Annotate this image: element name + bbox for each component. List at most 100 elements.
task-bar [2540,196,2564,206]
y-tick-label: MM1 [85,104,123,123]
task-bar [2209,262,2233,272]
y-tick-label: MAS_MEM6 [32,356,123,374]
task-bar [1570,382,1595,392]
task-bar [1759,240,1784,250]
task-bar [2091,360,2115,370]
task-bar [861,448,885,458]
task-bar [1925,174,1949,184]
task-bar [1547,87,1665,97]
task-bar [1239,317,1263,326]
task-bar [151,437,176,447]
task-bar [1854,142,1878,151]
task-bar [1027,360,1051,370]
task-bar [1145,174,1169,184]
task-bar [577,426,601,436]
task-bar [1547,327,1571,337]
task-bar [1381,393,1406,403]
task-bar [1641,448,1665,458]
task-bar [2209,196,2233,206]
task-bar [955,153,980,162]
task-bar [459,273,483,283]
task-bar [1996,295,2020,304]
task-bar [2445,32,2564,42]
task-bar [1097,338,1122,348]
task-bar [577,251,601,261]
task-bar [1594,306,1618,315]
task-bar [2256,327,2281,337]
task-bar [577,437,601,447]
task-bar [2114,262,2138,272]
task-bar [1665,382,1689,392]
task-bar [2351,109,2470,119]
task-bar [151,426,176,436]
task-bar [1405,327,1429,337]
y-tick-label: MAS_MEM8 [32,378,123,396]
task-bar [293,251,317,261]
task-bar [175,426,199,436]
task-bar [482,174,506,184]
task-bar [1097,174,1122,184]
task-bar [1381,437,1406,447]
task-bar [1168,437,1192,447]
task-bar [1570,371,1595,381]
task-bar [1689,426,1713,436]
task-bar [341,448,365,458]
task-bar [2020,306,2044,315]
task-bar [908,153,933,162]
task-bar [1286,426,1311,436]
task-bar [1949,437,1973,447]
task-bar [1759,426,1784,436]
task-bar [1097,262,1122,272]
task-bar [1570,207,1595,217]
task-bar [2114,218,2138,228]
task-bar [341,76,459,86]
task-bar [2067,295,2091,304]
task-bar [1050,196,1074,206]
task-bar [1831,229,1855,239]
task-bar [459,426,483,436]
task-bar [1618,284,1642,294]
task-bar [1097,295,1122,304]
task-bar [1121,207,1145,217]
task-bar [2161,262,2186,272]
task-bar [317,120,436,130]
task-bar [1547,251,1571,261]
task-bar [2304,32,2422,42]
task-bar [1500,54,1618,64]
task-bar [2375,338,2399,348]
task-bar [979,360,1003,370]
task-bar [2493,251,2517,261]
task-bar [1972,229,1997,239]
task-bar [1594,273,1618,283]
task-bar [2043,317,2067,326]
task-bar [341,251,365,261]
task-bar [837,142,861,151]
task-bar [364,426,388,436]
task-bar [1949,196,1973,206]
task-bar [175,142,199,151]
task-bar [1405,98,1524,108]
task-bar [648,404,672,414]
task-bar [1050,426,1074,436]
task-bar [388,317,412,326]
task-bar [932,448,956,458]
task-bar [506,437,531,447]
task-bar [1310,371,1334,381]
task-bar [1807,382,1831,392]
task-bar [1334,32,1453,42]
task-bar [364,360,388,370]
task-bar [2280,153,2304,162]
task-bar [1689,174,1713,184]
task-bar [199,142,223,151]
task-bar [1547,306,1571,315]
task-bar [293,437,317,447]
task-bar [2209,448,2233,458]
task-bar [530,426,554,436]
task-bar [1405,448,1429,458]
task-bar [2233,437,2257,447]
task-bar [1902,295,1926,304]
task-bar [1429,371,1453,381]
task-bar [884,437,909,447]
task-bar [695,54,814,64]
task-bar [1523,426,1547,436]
==
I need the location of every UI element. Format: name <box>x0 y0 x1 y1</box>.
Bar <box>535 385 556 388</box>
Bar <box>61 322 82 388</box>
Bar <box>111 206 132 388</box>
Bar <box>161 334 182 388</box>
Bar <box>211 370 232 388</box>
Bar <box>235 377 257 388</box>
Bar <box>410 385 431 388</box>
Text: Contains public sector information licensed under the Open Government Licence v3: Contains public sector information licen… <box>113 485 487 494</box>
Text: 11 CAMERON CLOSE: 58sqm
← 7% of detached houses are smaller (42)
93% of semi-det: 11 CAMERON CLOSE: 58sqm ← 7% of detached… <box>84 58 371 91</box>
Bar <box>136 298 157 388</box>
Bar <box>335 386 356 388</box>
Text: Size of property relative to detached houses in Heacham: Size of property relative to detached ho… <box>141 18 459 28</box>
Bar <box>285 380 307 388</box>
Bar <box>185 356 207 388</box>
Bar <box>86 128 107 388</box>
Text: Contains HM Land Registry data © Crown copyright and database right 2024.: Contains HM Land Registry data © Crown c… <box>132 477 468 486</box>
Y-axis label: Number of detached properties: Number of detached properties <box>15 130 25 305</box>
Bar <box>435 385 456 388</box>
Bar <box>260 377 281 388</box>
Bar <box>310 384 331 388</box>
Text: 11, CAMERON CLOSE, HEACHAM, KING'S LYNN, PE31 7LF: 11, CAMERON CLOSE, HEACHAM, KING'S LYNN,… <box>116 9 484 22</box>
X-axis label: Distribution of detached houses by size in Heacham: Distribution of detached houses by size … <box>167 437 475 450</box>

#### [Short exercise]
Please copy the lines between the one holding "Annotate this image: element" and the one holding "task-bar [1759,240,1784,250]", inclusive, renaming "bbox" to "bounding box" and leaving everything else unchanged.

#### [Result]
Annotate this image: element name + bounding box for each component. List at most 100 elements.
task-bar [2540,196,2564,206]
y-tick-label: MM1 [85,104,123,123]
task-bar [2209,262,2233,272]
y-tick-label: MAS_MEM6 [32,356,123,374]
task-bar [1570,382,1595,392]
task-bar [1759,240,1784,250]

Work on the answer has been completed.